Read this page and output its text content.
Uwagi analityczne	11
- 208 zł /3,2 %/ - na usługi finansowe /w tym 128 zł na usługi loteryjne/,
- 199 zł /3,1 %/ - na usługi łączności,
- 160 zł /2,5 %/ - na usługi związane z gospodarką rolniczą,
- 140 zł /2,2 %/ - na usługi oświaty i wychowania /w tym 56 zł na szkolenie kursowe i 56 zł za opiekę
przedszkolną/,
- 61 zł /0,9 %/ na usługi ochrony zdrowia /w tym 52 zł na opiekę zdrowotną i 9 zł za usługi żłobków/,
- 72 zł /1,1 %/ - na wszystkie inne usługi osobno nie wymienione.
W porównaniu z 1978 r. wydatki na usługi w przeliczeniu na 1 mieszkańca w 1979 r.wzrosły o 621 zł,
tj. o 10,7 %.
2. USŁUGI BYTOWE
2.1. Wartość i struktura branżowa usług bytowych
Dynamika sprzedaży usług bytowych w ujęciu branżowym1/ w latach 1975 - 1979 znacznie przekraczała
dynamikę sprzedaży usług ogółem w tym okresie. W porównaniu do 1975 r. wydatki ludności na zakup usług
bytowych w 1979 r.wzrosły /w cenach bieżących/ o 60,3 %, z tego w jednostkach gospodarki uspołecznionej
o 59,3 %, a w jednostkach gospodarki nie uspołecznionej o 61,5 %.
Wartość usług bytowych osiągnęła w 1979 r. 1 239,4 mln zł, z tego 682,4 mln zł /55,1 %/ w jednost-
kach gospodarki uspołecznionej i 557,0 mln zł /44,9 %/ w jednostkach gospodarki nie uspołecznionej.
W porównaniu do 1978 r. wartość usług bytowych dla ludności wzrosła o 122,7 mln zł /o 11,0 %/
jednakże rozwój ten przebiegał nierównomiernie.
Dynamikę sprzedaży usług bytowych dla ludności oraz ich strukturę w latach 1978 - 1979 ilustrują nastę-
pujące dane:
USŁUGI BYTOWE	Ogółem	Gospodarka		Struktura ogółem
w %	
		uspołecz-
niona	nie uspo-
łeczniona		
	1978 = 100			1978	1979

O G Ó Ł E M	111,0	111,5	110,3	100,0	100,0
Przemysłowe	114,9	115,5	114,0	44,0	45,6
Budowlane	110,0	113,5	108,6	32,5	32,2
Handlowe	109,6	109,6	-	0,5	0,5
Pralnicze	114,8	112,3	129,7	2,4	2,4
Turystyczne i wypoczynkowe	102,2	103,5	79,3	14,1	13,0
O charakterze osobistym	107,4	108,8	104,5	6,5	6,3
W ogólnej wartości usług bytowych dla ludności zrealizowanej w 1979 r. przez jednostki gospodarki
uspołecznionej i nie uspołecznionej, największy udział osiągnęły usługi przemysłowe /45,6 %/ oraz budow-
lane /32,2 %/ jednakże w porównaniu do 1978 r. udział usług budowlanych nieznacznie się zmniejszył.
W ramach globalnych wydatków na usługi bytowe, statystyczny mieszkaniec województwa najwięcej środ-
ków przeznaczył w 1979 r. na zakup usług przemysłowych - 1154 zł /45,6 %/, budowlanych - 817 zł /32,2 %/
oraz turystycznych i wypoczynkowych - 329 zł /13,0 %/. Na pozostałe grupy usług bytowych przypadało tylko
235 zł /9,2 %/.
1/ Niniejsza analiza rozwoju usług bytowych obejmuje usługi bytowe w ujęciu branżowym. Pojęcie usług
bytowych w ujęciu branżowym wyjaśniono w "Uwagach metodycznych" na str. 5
==================================================
[Exercise]
Output all of the material, please, exactly as it stands.

[Correct response]
Read this page and output its text content.
Uwagi analityczne	11
- 208 zł /3,2 %/ - na usługi finansowe /w tym 128 zł na usługi loteryjne/,
- 199 zł /3,1 %/ - na usługi łączności,
- 160 zł /2,5 %/ - na usługi związane z gospodarką rolniczą,
- 140 zł /2,2 %/ - na usługi oświaty i wychowania /w tym 56 zł na szkolenie kursowe i 56 zł za opiekę
przedszkolną/,
- 61 zł /0,9 %/ na usługi ochrony zdrowia /w tym 52 zł na opiekę zdrowotną i 9 zł za usługi żłobków/,
- 72 zł /1,1 %/ - na wszystkie inne usługi osobno nie wymienione.
W porównaniu z 1978 r. wydatki na usługi w przeliczeniu na 1 mieszkańca w 1979 r.wzrosły o 621 zł,
tj. o 10,7 %.
2. USŁUGI BYTOWE
2.1. Wartość i struktura branżowa usług bytowych
Dynamika sprzedaży usług bytowych w ujęciu branżowym1/ w latach 1975 - 1979 znacznie przekraczała
dynamikę sprzedaży usług ogółem w tym okresie. W porównaniu do 1975 r. wydatki ludności na zakup usług
bytowych w 1979 r.wzrosły /w cenach bieżących/ o 60,3 %, z tego w jednostkach gospodarki uspołecznionej
o 59,3 %, a w jednostkach gospodarki nie uspołecznionej o 61,5 %.
Wartość usług bytowych osiągnęła w 1979 r. 1 239,4 mln zł, z tego 682,4 mln zł /55,1 %/ w jednost-
kach gospodarki uspołecznionej i 557,0 mln zł /44,9 %/ w jednostkach gospodarki nie uspołecznionej.
W porównaniu do 1978 r. wartość usług bytowych dla ludności wzrosła o 122,7 mln zł /o 11,0 %/
jednakże rozwój ten przebiegał nierównomiernie.
Dynamikę sprzedaży usług bytowych dla ludności oraz ich strukturę w latach 1978 - 1979 ilustrują nastę-
pujące dane:
USŁUGI BYTOWE	Ogółem	Gospodarka		Struktura ogółem
w %	
		uspołecz-
niona	nie uspo-
łeczniona		
	1978 = 100			1978	1979

O G Ó Ł E M	111,0	111,5	110,3	100,0	100,0
Przemysłowe	114,9	115,5	114,0	44,0	45,6
Budowlane	110,0	113,5	108,6	32,5	32,2
Handlowe	109,6	109,6	-	0,5	0,5
Pralnicze	114,8	112,3	129,7	2,4	2,4
Turystyczne i wypoczynkowe	102,2	103,5	79,3	14,1	13,0
O charakterze osobistym	107,4	108,8	104,5	6,5	6,3
W ogólnej wartości usług bytowych dla ludności zrealizowanej w 1979 r. przez jednostki gospodarki
uspołecznionej i nie uspołecznionej, największy udział osiągnęły usługi przemysłowe /45,6 %/ oraz budow-
lane /32,2 %/ jednakże w porównaniu do 1978 r. udział usług budowlanych nieznacznie się zmniejszył.
W ramach globalnych wydatków na usługi bytowe, statystyczny mieszkaniec województwa najwięcej środ-
ków przeznaczył w 1979 r. na zakup usług przemysłowych - 1154 zł /45,6 %/, budowlanych - 817 zł /32,2 %/
oraz turystycznych i wypoczynkowych - 329 zł /13,0 %/. Na pozostałe grupy usług bytowych przypadało tylko
235 zł /9,2 %/.
1/ Niniejsza analiza rozwoju usług bytowych obejmuje usługi bytowe w ujęciu branżowym. Pojęcie usług
bytowych w ujęciu branżowym wyjaśniono w "Uwagach metodycznych" na str. 5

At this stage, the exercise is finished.